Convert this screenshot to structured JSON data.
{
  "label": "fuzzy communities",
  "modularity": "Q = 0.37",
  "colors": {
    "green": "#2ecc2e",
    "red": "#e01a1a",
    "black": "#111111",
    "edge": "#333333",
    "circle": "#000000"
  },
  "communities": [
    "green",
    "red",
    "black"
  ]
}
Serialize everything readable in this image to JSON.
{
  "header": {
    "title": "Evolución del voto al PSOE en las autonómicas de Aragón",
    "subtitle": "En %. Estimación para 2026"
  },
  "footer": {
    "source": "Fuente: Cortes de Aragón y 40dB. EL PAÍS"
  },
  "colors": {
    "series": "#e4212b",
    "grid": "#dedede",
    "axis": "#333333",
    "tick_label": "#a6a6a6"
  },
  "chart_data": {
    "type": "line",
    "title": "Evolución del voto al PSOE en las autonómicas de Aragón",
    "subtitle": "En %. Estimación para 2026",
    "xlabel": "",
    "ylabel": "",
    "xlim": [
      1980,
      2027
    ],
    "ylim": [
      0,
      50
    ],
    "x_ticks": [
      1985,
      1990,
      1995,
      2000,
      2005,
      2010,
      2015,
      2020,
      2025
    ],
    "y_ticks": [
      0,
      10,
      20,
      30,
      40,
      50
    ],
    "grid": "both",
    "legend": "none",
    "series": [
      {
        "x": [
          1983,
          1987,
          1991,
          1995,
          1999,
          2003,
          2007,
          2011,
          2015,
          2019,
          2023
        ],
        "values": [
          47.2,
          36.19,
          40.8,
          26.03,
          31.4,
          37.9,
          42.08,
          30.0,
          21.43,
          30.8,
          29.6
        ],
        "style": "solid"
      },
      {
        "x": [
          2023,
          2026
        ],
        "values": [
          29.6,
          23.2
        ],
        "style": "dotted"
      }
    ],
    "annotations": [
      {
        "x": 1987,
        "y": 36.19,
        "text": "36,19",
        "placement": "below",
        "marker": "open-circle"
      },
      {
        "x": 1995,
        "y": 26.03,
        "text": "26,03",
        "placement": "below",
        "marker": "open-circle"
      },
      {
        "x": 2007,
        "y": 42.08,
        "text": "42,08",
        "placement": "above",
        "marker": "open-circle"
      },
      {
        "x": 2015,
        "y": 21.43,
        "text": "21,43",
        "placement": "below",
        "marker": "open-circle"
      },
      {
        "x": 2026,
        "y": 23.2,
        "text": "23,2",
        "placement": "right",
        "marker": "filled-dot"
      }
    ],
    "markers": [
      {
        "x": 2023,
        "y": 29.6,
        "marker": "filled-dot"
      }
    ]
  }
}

■ ■ ■ ■ ■

• _Exercise brief_: Go through the entries and repeat each one exactly.

• _Solution to the problem_:
Convert this screenshot to structured JSON data.
{
  "label": "fuzzy communities",
  "modularity": "Q = 0.37",
  "colors": {
    "green": "#2ecc2e",
    "red": "#e01a1a",
    "black": "#111111",
    "edge": "#333333",
    "circle": "#000000"
  },
  "communities": [
    "green",
    "red",
    "black"
  ]
}
Serialize everything readable in this image to JSON.
{
  "header": {
    "title": "Evolución del voto al PSOE en las autonómicas de Aragón",
    "subtitle": "En %. Estimación para 2026"
  },
  "footer": {
    "source": "Fuente: Cortes de Aragón y 40dB. EL PAÍS"
  },
  "colors": {
    "series": "#e4212b",
    "grid": "#dedede",
    "axis": "#333333",
    "tick_label": "#a6a6a6"
  },
  "chart_data": {
    "type": "line",
    "title": "Evolución del voto al PSOE en las autonómicas de Aragón",
    "subtitle": "En %. Estimación para 2026",
    "xlabel": "",
    "ylabel": "",
    "xlim": [
      1980,
      2027
    ],
    "ylim": [
      0,
      50
    ],
    "x_ticks": [
      1985,
      1990,
      1995,
      2000,
      2005,
      2010,
      2015,
      2020,
      2025
    ],
    "y_ticks": [
      0,
      10,
      20,
      30,
      40,
      50
    ],
    "grid": "both",
    "legend": "none",
    "series": [
      {
        "x": [
          1983,
          1987,
          1991,
          1995,
          1999,
          2003,
          2007,
          2011,
          2015,
          2019,
          2023
        ],
        "values": [
          47.2,
          36.19,
          40.8,
          26.03,
          31.4,
          37.9,
          42.08,
          30.0,
          21.43,
          30.8,
          29.6
        ],
        "style": "solid"
      },
      {
        "x": [
          2023,
          2026
        ],
        "values": [
          29.6,
          23.2
        ],
        "style": "dotted"
      }
    ],
    "annotations": [
      {
        "x": 1987,
        "y": 36.19,
        "text": "36,19",
        "placement": "below",
        "marker": "open-circle"
      },
      {
        "x": 1995,
        "y": 26.03,
        "text": "26,03",
        "placement": "below",
        "marker": "open-circle"
      },
      {
        "x": 2007,
        "y": 42.08,
        "text": "42,08",
        "placement": "above",
        "marker": "open-circle"
      },
      {
        "x": 2015,
        "y": 21.43,
        "text": "21,43",
        "placement": "below",
        "marker": "open-circle"
      },
      {
        "x": 2026,
        "y": 23.2,
        "text": "23,2",
        "placement": "right",
        "marker": "filled-dot"
      }
    ],
    "markers": [
      {
        "x": 2023,
        "y": 29.6,
        "marker": "filled-dot"
      }
    ]
  }
}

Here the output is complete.